## PROBLEM
Without the pictures, set down every line of the data exactly.

## DATA FOR PROCESSING
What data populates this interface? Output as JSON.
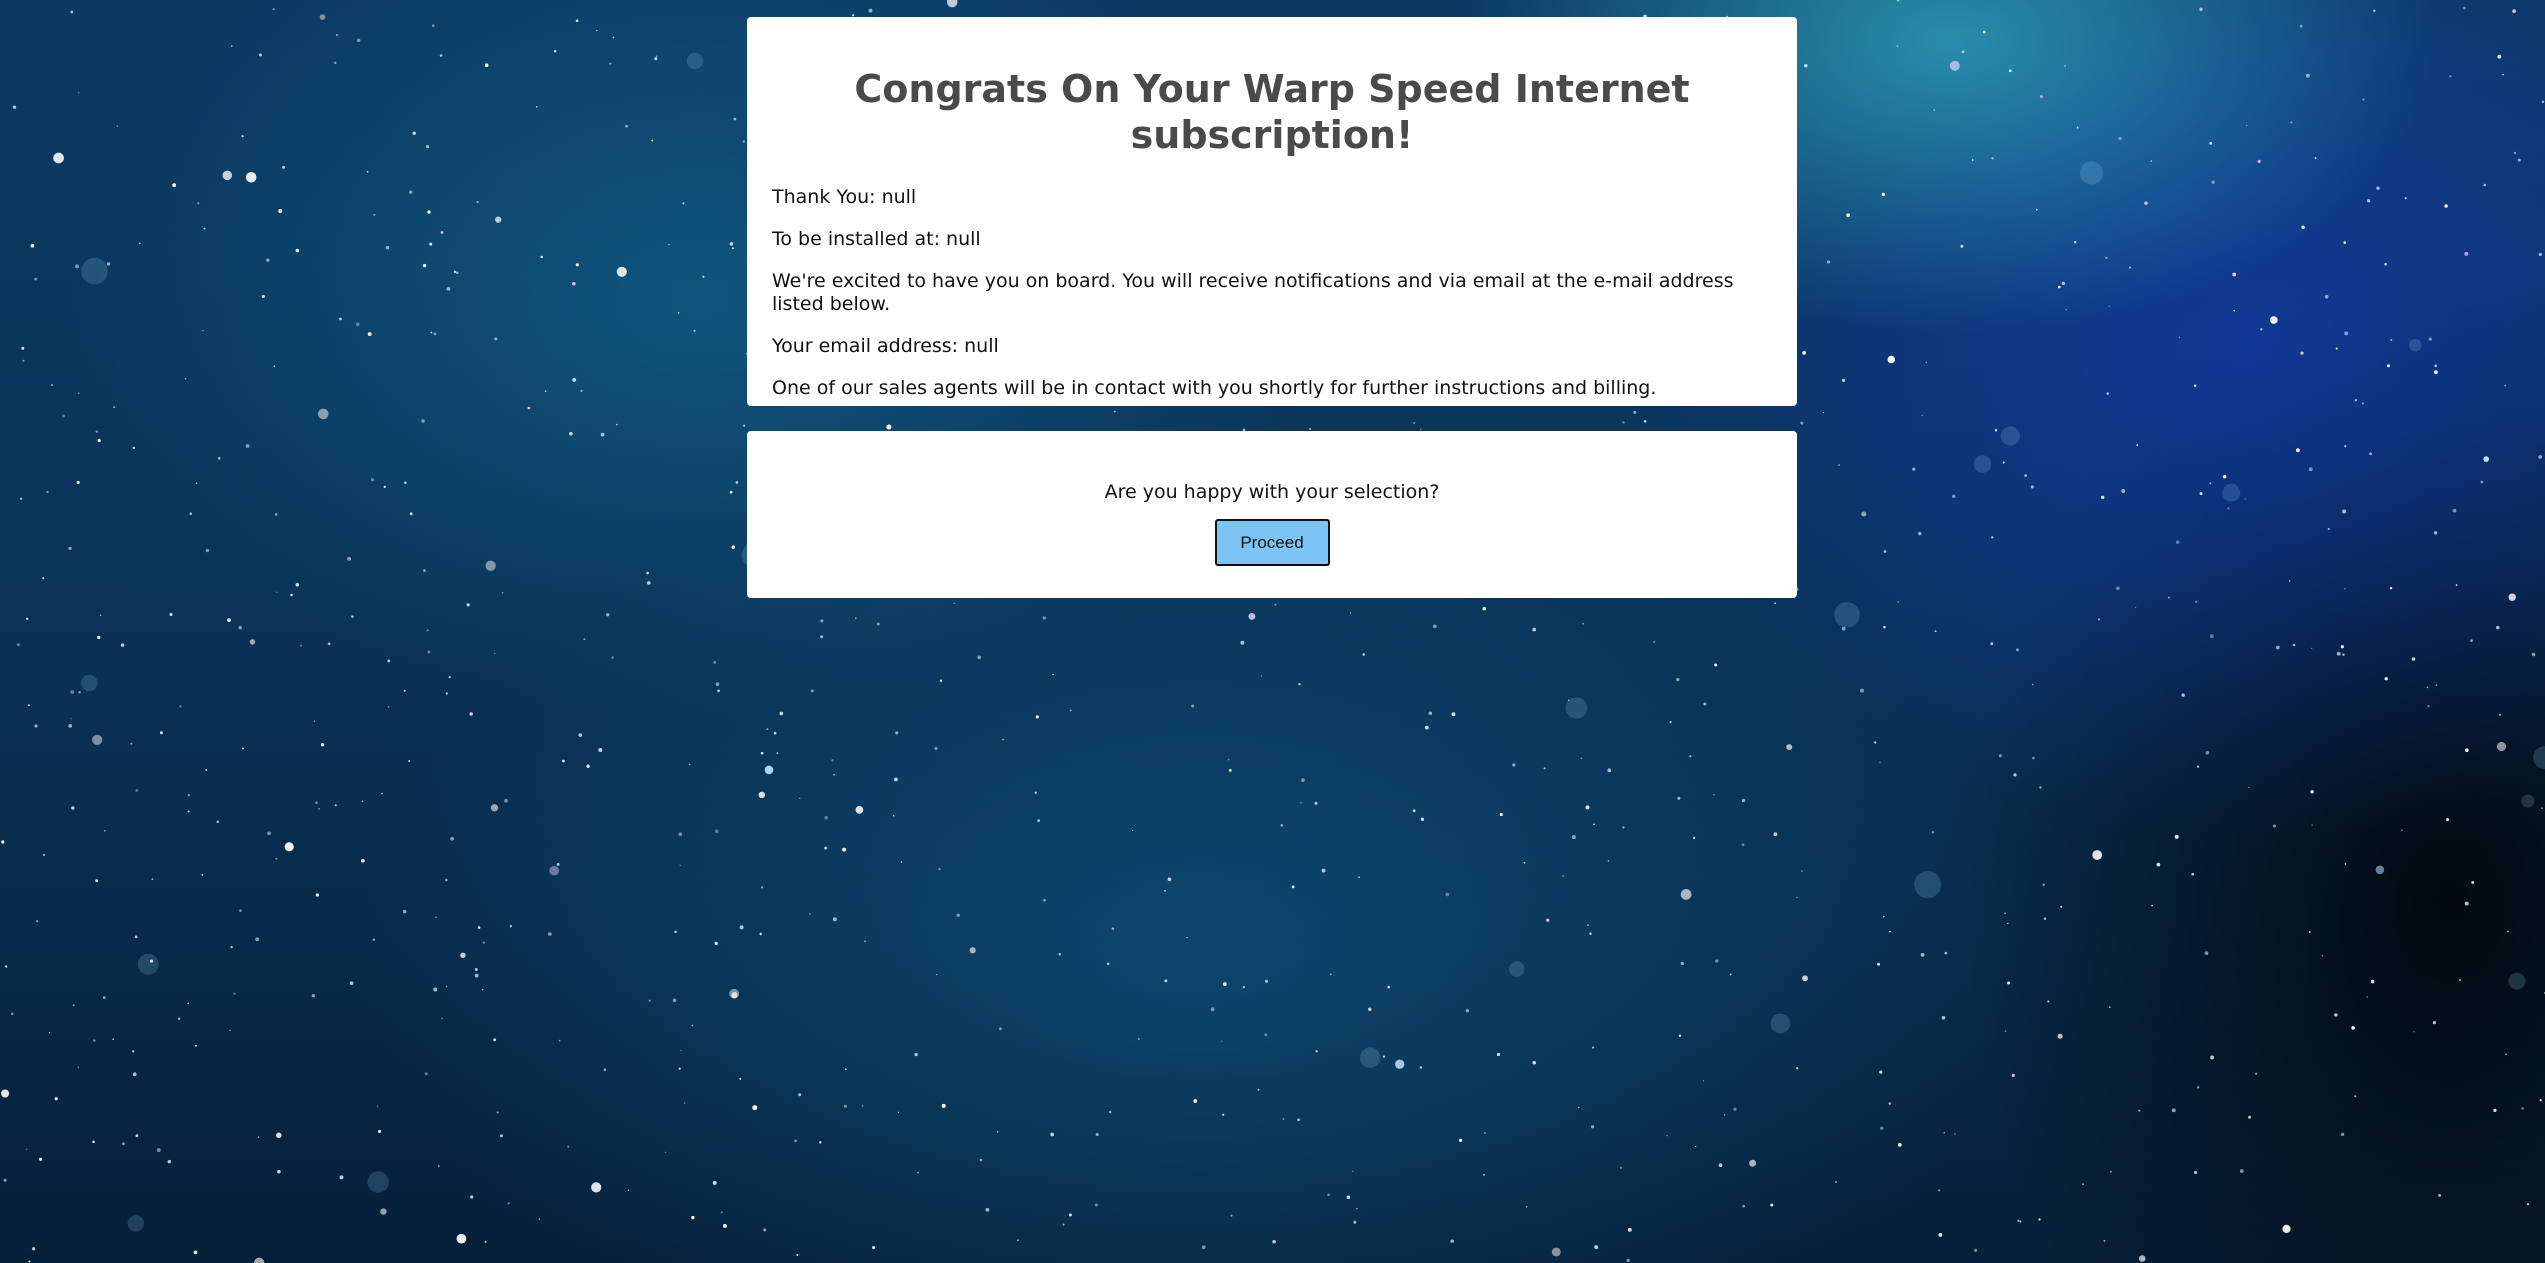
{
  "theme": {
    "card_background": "#ffffff",
    "title_color": "#4a4a4a",
    "button_color": "#7cc4f4",
    "background": "space-starfield"
  },
  "main_card": {
    "title": "Congrats On Your Warp Speed Internet subscription!",
    "thank_you": "Thank You: null",
    "install_address": "To be installed at: null",
    "welcome_message": "We're excited to have you on board. You will receive notifications and via email at the e-mail address listed below.",
    "email_address": "Your email address: null",
    "sales_message": "One of our sales agents will be in contact with you shortly for further instructions and billing."
  },
  "confirm_card": {
    "question": "Are you happy with your selection?",
    "proceed_label": "Proceed"
  }
}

## OUTPUT
What data populates this interface? Output as JSON.
{
  "theme": {
    "card_background": "#ffffff",
    "title_color": "#4a4a4a",
    "button_color": "#7cc4f4",
    "background": "space-starfield"
  },
  "main_card": {
    "title": "Congrats On Your Warp Speed Internet subscription!",
    "thank_you": "Thank You: null",
    "install_address": "To be installed at: null",
    "welcome_message": "We're excited to have you on board. You will receive notifications and via email at the e-mail address listed below.",
    "email_address": "Your email address: null",
    "sales_message": "One of our sales agents will be in contact with you shortly for further instructions and billing."
  },
  "confirm_card": {
    "question": "Are you happy with your selection?",
    "proceed_label": "Proceed"
  }
}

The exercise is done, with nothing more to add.